== Written instruction ==
Return the records, each one exactly as written.

== Provided records ==
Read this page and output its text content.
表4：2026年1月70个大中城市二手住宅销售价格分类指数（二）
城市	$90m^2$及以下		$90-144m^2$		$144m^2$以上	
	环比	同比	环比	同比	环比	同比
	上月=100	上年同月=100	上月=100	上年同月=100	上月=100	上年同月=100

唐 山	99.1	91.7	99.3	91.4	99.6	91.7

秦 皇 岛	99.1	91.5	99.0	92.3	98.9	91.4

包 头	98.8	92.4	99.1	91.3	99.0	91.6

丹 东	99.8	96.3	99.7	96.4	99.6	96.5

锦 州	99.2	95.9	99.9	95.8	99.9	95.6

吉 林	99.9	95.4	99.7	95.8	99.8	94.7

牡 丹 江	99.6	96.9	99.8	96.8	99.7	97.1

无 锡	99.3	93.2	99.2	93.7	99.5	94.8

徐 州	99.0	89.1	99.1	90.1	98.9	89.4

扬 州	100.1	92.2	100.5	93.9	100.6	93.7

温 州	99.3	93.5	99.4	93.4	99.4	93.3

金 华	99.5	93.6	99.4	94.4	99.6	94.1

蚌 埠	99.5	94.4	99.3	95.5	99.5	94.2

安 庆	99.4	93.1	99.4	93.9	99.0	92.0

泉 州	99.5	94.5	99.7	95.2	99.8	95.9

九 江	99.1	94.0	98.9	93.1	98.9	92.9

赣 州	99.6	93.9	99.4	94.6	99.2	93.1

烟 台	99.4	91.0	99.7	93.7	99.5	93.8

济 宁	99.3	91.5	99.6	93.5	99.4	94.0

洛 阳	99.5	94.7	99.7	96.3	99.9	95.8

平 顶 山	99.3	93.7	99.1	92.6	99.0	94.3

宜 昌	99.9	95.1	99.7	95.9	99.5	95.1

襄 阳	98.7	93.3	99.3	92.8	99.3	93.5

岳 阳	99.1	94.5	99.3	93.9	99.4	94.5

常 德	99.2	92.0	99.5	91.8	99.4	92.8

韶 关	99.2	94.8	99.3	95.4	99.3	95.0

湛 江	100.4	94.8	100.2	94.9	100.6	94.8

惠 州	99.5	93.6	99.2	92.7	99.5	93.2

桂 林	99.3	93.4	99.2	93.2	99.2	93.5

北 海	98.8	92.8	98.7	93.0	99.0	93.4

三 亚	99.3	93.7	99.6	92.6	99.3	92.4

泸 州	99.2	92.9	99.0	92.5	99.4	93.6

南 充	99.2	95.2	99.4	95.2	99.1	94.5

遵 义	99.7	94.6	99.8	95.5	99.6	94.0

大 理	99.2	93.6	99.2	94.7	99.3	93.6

== Output ==
Read this page and output its text content.
表4：2026年1月70个大中城市二手住宅销售价格分类指数（二）
城市	$90m^2$及以下		$90-144m^2$		$144m^2$以上	
	环比	同比	环比	同比	环比	同比
	上月=100	上年同月=100	上月=100	上年同月=100	上月=100	上年同月=100

唐 山	99.1	91.7	99.3	91.4	99.6	91.7

秦 皇 岛	99.1	91.5	99.0	92.3	98.9	91.4

包 头	98.8	92.4	99.1	91.3	99.0	91.6

丹 东	99.8	96.3	99.7	96.4	99.6	96.5

锦 州	99.2	95.9	99.9	95.8	99.9	95.6

吉 林	99.9	95.4	99.7	95.8	99.8	94.7

牡 丹 江	99.6	96.9	99.8	96.8	99.7	97.1

无 锡	99.3	93.2	99.2	93.7	99.5	94.8

徐 州	99.0	89.1	99.1	90.1	98.9	89.4

扬 州	100.1	92.2	100.5	93.9	100.6	93.7

温 州	99.3	93.5	99.4	93.4	99.4	93.3

金 华	99.5	93.6	99.4	94.4	99.6	94.1

蚌 埠	99.5	94.4	99.3	95.5	99.5	94.2

安 庆	99.4	93.1	99.4	93.9	99.0	92.0

泉 州	99.5	94.5	99.7	95.2	99.8	95.9

九 江	99.1	94.0	98.9	93.1	98.9	92.9

赣 州	99.6	93.9	99.4	94.6	99.2	93.1

烟 台	99.4	91.0	99.7	93.7	99.5	93.8

济 宁	99.3	91.5	99.6	93.5	99.4	94.0

洛 阳	99.5	94.7	99.7	96.3	99.9	95.8

平 顶 山	99.3	93.7	99.1	92.6	99.0	94.3

宜 昌	99.9	95.1	99.7	95.9	99.5	95.1

襄 阳	98.7	93.3	99.3	92.8	99.3	93.5

岳 阳	99.1	94.5	99.3	93.9	99.4	94.5

常 德	99.2	92.0	99.5	91.8	99.4	92.8

韶 关	99.2	94.8	99.3	95.4	99.3	95.0

湛 江	100.4	94.8	100.2	94.9	100.6	94.8

惠 州	99.5	93.6	99.2	92.7	99.5	93.2

桂 林	99.3	93.4	99.2	93.2	99.2	93.5

北 海	98.8	92.8	98.7	93.0	99.0	93.4

三 亚	99.3	93.7	99.6	92.6	99.3	92.4

泸 州	99.2	92.9	99.0	92.5	99.4	93.6

南 充	99.2	95.2	99.4	95.2	99.1	94.5

遵 义	99.7	94.6	99.8	95.5	99.6	94.0

大 理	99.2	93.6	99.2	94.7	99.3	93.6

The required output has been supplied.